• **EXERCISE TASK**: Pictures in the data below are not part of the copy; transcribe everything else exactly.

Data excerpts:
= = = = =

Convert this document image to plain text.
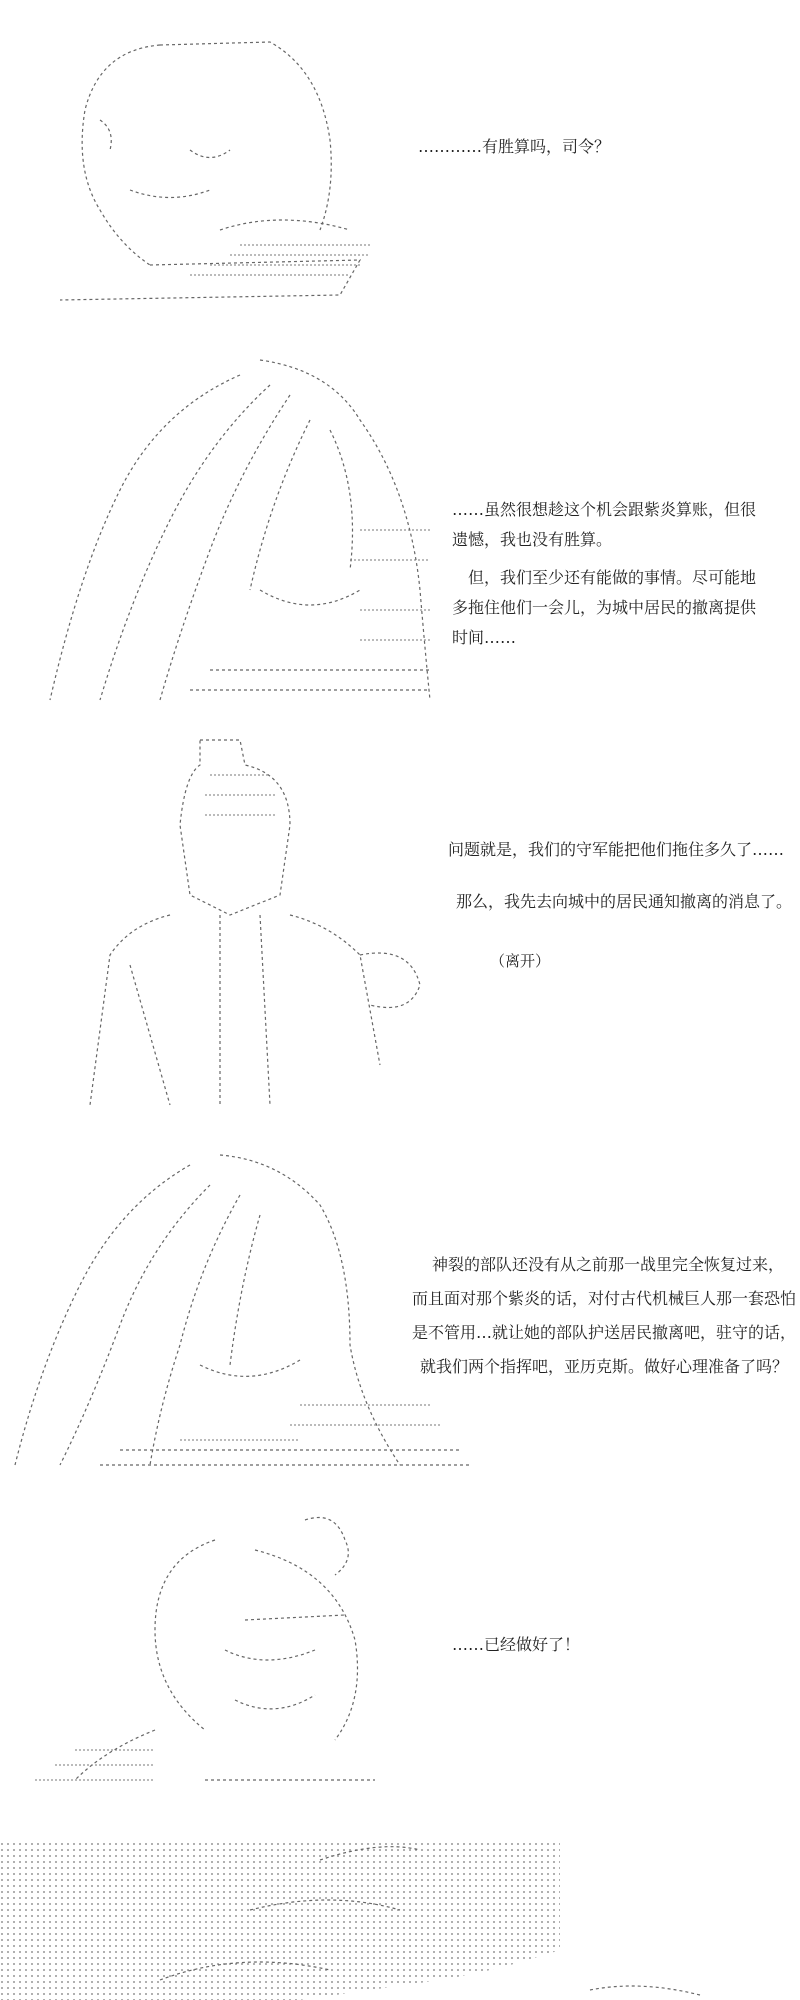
…………有胜算吗，司令？

……虽然很想趁这个机会跟紫炎算账，但很

遗憾，我也没有胜算。

　但，我们至少还有能做的事情。尽可能地

多拖住他们一会儿，为城中居民的撤离提供

时间……

问题就是，我们的守军能把他们拖住多久了……

那么，我先去向城中的居民通知撤离的消息了。

（离开）

神裂的部队还没有从之前那一战里完全恢复过来，

而且面对那个紫炎的话，对付古代机械巨人那一套恐怕

是不管用…就让她的部队护送居民撤离吧，驻守的话，

就我们两个指挥吧，亚历克斯。做好心理准备了吗？

……已经做好了！
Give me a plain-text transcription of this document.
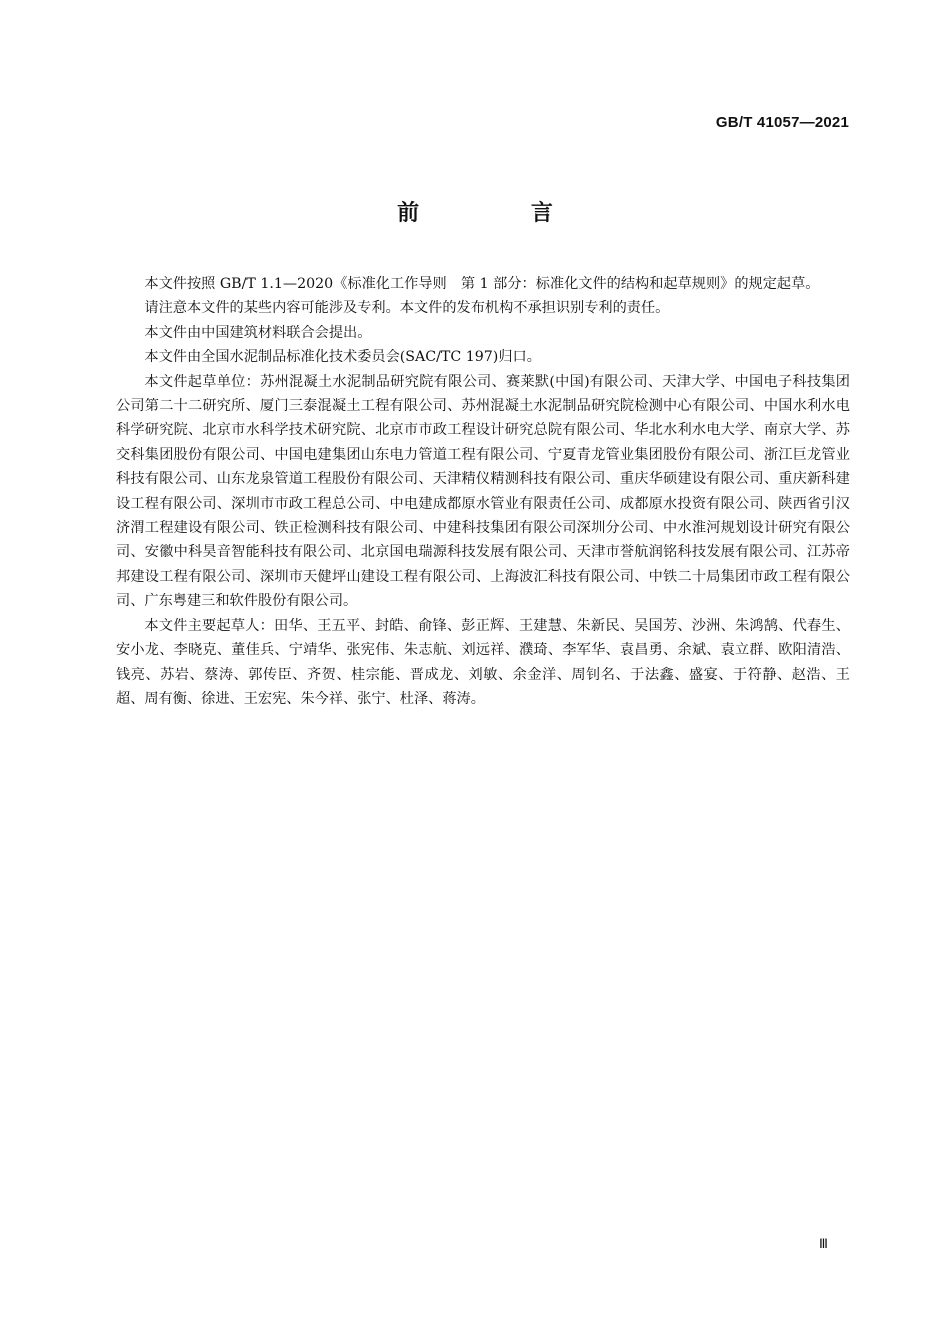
GB/T 41057—2021
前 言

本文件按照 GB/T 1.1—2020《标准化工作导则　第 1 部分：标准化文件的结构和起草规则》的规定起草。

请注意本文件的某些内容可能涉及专利。本文件的发布机构不承担识别专利的责任。

本文件由中国建筑材料联合会提出。

本文件由全国水泥制品标准化技术委员会(SAC/TC 197)归口。

本文件起草单位：苏州混凝土水泥制品研究院有限公司、赛莱默(中国)有限公司、天津大学、中国电子科技集团公司第二十二研究所、厦门三泰混凝土工程有限公司、苏州混凝土水泥制品研究院检测中心有限公司、中国水利水电科学研究院、北京市水科学技术研究院、北京市市政工程设计研究总院有限公司、华北水利水电大学、南京大学、苏交科集团股份有限公司、中国电建集团山东电力管道工程有限公司、宁夏青龙管业集团股份有限公司、浙江巨龙管业科技有限公司、山东龙泉管道工程股份有限公司、天津精仪精测科技有限公司、重庆华硕建设有限公司、重庆新科建设工程有限公司、深圳市市政工程总公司、中电建成都原水管业有限责任公司、成都原水投资有限公司、陕西省引汉济渭工程建设有限公司、铁正检测科技有限公司、中建科技集团有限公司深圳分公司、中水淮河规划设计研究有限公司、安徽中科昊音智能科技有限公司、北京国电瑞源科技发展有限公司、天津市誉航润铭科技发展有限公司、江苏帝邦建设工程有限公司、深圳市天健坪山建设工程有限公司、上海波汇科技有限公司、中铁二十局集团市政工程有限公司、广东粤建三和软件股份有限公司。

本文件主要起草人：田华、王五平、封皓、俞锋、彭正辉、王建慧、朱新民、吴国芳、沙洲、朱鸿鹄、代春生、安小龙、李晓克、董佳兵、宁靖华、张宪伟、朱志航、刘远祥、濮琦、李军华、袁昌勇、余斌、袁立群、欧阳清浩、钱亮、苏岩、蔡涛、郭传臣、齐贺、桂宗能、晋成龙、刘敏、余金洋、周钊名、于法鑫、盛宴、于符静、赵浩、王超、周有衡、徐进、王宏宪、朱今祥、张宁、杜泽、蒋涛。

Ⅲ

= = = = =

• **OUTPUT OF THE TASK**:
Convert this document image to plain text.
…………有胜算吗，司令？

……虽然很想趁这个机会跟紫炎算账，但很

遗憾，我也没有胜算。

　但，我们至少还有能做的事情。尽可能地

多拖住他们一会儿，为城中居民的撤离提供

时间……

问题就是，我们的守军能把他们拖住多久了……

那么，我先去向城中的居民通知撤离的消息了。

（离开）

神裂的部队还没有从之前那一战里完全恢复过来，

而且面对那个紫炎的话，对付古代机械巨人那一套恐怕

是不管用…就让她的部队护送居民撤离吧，驻守的话，

就我们两个指挥吧，亚历克斯。做好心理准备了吗？

……已经做好了！
Give me a plain-text transcription of this document.
GB/T 41057—2021
前 言

本文件按照 GB/T 1.1—2020《标准化工作导则　第 1 部分：标准化文件的结构和起草规则》的规定起草。

请注意本文件的某些内容可能涉及专利。本文件的发布机构不承担识别专利的责任。

本文件由中国建筑材料联合会提出。

本文件由全国水泥制品标准化技术委员会(SAC/TC 197)归口。

本文件起草单位：苏州混凝土水泥制品研究院有限公司、赛莱默(中国)有限公司、天津大学、中国电子科技集团公司第二十二研究所、厦门三泰混凝土工程有限公司、苏州混凝土水泥制品研究院检测中心有限公司、中国水利水电科学研究院、北京市水科学技术研究院、北京市市政工程设计研究总院有限公司、华北水利水电大学、南京大学、苏交科集团股份有限公司、中国电建集团山东电力管道工程有限公司、宁夏青龙管业集团股份有限公司、浙江巨龙管业科技有限公司、山东龙泉管道工程股份有限公司、天津精仪精测科技有限公司、重庆华硕建设有限公司、重庆新科建设工程有限公司、深圳市市政工程总公司、中电建成都原水管业有限责任公司、成都原水投资有限公司、陕西省引汉济渭工程建设有限公司、铁正检测科技有限公司、中建科技集团有限公司深圳分公司、中水淮河规划设计研究有限公司、安徽中科昊音智能科技有限公司、北京国电瑞源科技发展有限公司、天津市誉航润铭科技发展有限公司、江苏帝邦建设工程有限公司、深圳市天健坪山建设工程有限公司、上海波汇科技有限公司、中铁二十局集团市政工程有限公司、广东粤建三和软件股份有限公司。

本文件主要起草人：田华、王五平、封皓、俞锋、彭正辉、王建慧、朱新民、吴国芳、沙洲、朱鸿鹄、代春生、安小龙、李晓克、董佳兵、宁靖华、张宪伟、朱志航、刘远祥、濮琦、李军华、袁昌勇、余斌、袁立群、欧阳清浩、钱亮、苏岩、蔡涛、郭传臣、齐贺、桂宗能、晋成龙、刘敏、余金洋、周钊名、于法鑫、盛宴、于符静、赵浩、王超、周有衡、徐进、王宏宪、朱今祥、张宁、杜泽、蒋涛。

Ⅲ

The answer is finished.